***** Records to process *****

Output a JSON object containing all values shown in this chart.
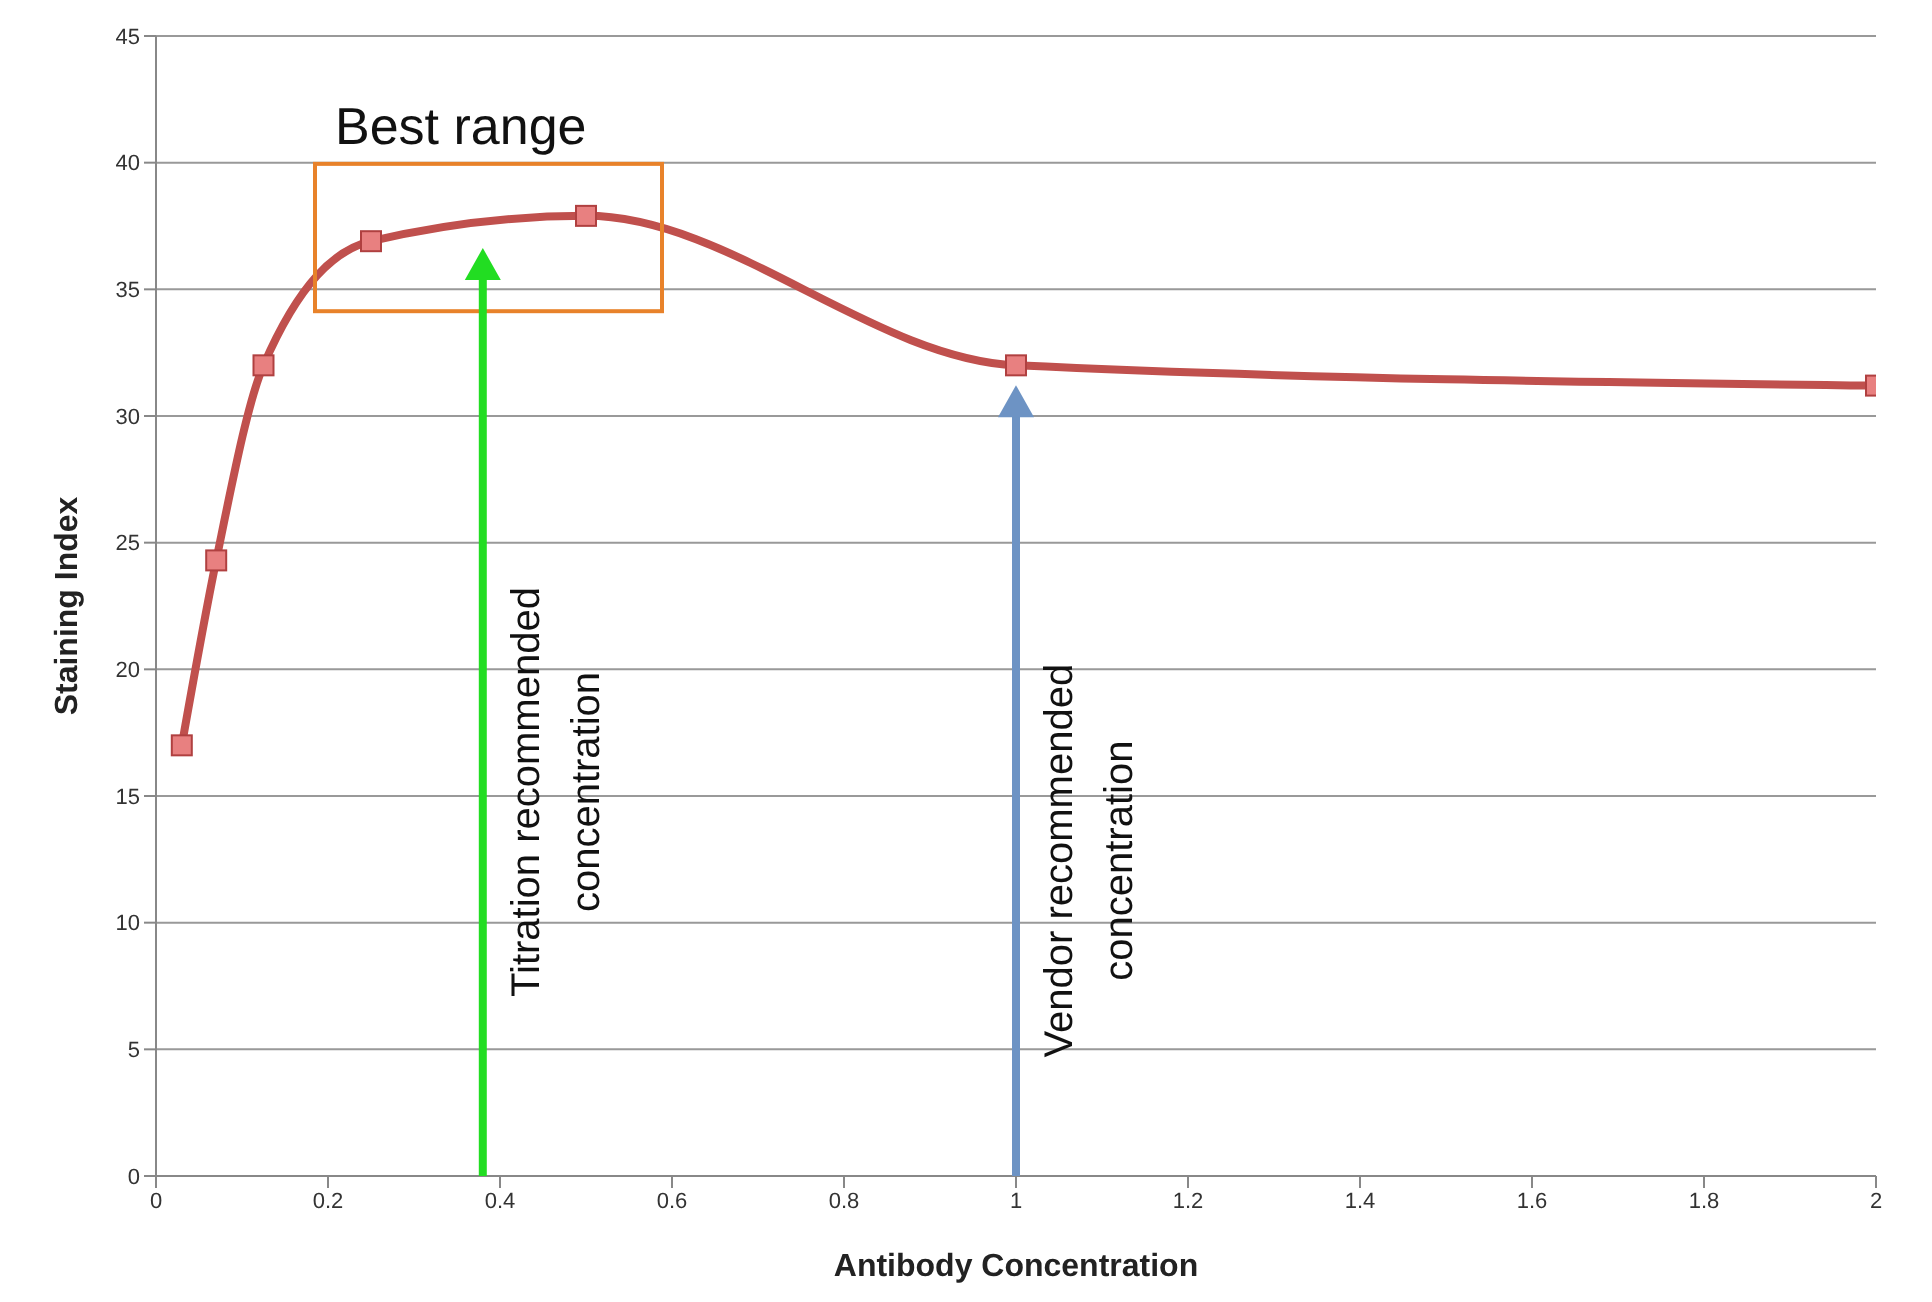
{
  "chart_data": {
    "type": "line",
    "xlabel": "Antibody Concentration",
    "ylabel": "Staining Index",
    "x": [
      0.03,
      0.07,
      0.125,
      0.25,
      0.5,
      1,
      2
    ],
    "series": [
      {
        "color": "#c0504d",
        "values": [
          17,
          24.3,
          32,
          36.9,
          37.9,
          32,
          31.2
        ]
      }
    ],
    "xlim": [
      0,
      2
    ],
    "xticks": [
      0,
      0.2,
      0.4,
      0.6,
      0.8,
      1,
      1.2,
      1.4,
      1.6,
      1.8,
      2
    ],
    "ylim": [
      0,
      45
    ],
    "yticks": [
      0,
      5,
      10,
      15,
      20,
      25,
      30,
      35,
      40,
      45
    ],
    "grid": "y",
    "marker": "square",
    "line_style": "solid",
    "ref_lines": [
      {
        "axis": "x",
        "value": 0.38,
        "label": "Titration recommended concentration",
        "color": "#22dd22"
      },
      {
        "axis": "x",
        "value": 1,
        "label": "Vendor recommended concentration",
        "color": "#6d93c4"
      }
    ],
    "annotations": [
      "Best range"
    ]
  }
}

*****
***** Records to process *****

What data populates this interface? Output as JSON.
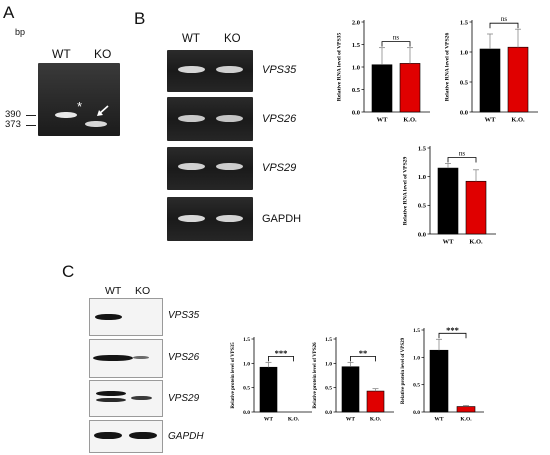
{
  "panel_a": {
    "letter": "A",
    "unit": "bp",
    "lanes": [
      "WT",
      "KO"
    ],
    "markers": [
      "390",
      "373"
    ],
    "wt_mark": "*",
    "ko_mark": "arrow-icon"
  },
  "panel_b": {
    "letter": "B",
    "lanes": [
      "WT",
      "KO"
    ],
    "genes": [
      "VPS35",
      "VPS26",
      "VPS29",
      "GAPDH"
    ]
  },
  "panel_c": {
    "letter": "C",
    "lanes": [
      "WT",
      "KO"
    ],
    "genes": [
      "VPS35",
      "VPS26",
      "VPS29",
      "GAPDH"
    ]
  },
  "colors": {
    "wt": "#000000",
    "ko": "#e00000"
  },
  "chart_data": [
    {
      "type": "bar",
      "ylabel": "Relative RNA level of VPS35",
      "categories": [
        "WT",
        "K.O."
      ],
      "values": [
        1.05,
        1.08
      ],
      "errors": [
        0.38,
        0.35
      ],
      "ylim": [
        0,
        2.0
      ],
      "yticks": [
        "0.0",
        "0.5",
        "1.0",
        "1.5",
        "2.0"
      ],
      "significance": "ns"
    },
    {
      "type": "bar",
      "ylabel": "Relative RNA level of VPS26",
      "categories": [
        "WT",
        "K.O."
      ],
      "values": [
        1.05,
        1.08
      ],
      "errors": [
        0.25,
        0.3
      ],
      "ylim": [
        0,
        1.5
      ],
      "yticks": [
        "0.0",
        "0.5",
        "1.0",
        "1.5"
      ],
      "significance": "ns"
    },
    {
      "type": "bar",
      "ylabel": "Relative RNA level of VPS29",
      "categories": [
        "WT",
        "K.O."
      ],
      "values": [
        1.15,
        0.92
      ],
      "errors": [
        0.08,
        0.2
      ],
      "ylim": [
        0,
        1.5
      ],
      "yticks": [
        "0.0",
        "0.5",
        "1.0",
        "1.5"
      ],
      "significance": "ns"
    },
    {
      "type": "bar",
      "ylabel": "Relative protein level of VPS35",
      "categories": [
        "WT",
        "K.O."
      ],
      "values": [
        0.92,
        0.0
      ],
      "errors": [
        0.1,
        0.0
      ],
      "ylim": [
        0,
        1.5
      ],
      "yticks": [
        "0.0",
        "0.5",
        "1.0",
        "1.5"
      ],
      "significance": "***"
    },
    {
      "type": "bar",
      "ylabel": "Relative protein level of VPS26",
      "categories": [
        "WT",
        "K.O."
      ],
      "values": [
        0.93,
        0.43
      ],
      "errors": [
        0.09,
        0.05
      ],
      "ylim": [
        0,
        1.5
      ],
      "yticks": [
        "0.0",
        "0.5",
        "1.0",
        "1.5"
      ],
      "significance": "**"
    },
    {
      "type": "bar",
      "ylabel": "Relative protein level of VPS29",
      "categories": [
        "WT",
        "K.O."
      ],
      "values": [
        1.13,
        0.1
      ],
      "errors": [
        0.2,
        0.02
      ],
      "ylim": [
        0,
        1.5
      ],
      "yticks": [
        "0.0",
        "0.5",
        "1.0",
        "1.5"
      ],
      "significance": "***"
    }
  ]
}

*****

| Assigned task |
How many lines in these entries hold the string "level"? Answer with the number alone.

| Output for this task |
6